■ Tasks to carry out:
1. In one to three sentences, explain what the SQLite database exercise text requires each solution to include and what it asks of anyone who converts the database to another flavor.
2. Please extend the SQLite database exercise text from where it stops.

This section consists of short exercises in analysis of a
relational health-related database in SQLite, downloadable from here:
https://www.dropbox.com/s/mgu1s93kpjsoyhh/openmrs.db?dl=0

This database is a
processed version of the public data set for a specific instance of a query
tool. The original open MRS data model can be found here:
https://wiki.openmrs.org/display/docs/Data+Model. The solutions should be done
on the data in SQLite database provided. You can convert it to a database flavor
of your choice, but again, explain your choice. 

Key tables include:
- patient
- encounter
- encounter_diagnosis
- lab_result
- diagnosis

Please provide both
the data result as well as any code that was run to obtain the result.

In [7]:
import sqlite3
import pandas

conn = sqlite3.connect("openmrs.db")
patient = pandas.read_sql_query('SELECT * from patient;', conn)
patient.rename(columns={'id':'patient_id'}, inplace=True)
diagnosis = pandas.read_sql_query('SELECT * from diagnosis;', conn)
diagnosis.rename(columns={'id':'diagnosis_id'},inplace=True)
encounter = pandas.read_sql_query('SELECT * from encounter;', conn)
encounter.rename(columns={'id':'encounter_id'},inplace=True)
encounter_diagnosis = pandas.read_sql_query('SELECT * from encounter_diagnosis;', conn)
lab_result = pandas.read_sql_query('SELECT * from lab_result;', conn)
lab_result.rename(columns={'id':'lab_result_id'},inplace=True)
conn.close()

■ Document layout detection data:

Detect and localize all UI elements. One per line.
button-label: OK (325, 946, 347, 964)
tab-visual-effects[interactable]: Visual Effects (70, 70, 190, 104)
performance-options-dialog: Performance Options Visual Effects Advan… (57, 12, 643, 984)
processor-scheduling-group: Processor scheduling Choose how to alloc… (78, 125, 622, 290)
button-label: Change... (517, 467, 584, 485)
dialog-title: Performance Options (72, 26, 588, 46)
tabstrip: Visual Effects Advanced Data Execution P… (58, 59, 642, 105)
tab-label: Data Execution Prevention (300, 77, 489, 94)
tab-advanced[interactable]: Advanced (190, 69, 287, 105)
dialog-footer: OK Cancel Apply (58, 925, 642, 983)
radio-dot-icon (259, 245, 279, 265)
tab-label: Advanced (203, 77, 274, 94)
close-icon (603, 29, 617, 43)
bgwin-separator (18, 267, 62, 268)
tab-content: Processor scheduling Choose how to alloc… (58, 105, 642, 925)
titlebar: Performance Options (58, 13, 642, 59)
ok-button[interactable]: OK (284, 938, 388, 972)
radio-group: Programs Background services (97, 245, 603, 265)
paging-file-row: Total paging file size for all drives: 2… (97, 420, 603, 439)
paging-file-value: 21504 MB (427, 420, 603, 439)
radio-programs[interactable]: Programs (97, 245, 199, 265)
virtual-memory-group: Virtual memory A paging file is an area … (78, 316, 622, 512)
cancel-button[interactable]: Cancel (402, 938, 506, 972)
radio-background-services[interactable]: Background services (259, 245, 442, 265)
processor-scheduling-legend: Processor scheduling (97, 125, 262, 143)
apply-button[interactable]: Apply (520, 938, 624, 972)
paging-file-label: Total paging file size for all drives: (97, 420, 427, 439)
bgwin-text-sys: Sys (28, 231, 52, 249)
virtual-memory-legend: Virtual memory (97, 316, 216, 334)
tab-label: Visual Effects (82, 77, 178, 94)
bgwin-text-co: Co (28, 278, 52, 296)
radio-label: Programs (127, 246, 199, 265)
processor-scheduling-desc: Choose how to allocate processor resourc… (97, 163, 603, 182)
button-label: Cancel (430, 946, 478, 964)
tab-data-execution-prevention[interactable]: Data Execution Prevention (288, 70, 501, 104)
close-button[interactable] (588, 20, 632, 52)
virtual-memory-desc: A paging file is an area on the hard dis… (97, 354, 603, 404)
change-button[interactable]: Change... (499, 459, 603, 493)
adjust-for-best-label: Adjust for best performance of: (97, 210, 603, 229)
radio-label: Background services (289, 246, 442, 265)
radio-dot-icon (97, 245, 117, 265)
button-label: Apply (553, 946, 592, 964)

■ Your responses:
1. Each solution must include both the data result and any code that was run to obtain it. The work should be done on the provided SQLite database, and anyone who converts it to a database flavor of their choice must explain that choice.

2.
### Data Exercise 1

Provide a list of male patients in the database and the
counts of patients by gender.

In [8]:
patient[~(patient.gender == 'M')].patient_id

0          1
8         24
9         28
10        29
11        33
        ... 
5279    9337
5280    9338
5282    9344
5283    9345
5284    9346
Name: patient_id, Length: 3485, dtype: int64

### Data Exercise 2

Count patients in database
diagnosed with DERMITITIS at an
encounter.

In [9]:
dermatitis = diagnosis[diagnosis.name.str.startswith('DERMATITIS')]['diagnosis_id']
derm_encounter = pandas.merge(encounter_diagnosis, dermatitis, on='diagnosis_id', how='inner')['encounter_id']
derm_patient = pandas.merge(encounter, derm_encounter, on='encounter_id', how='inner')['patient_id']
len(derm_patient.unique())

159

### Data Exercise 3

Provide a list
patients, by MRN, who have had a
CD4 count
of less than 300.

In [10]:
lt300cd4_encounter = lab_result[lab_result.cd4 < 300].encounter_id
lt300cd4_patient = pandas.merge(encounter, lt300cd4_encounter, on='encounter_id', how='inner').patient_id
lt300cd4_mrn = pandas.merge(patient, lt300cd4_patient, on='patient_id', how='inner').mrn.unique()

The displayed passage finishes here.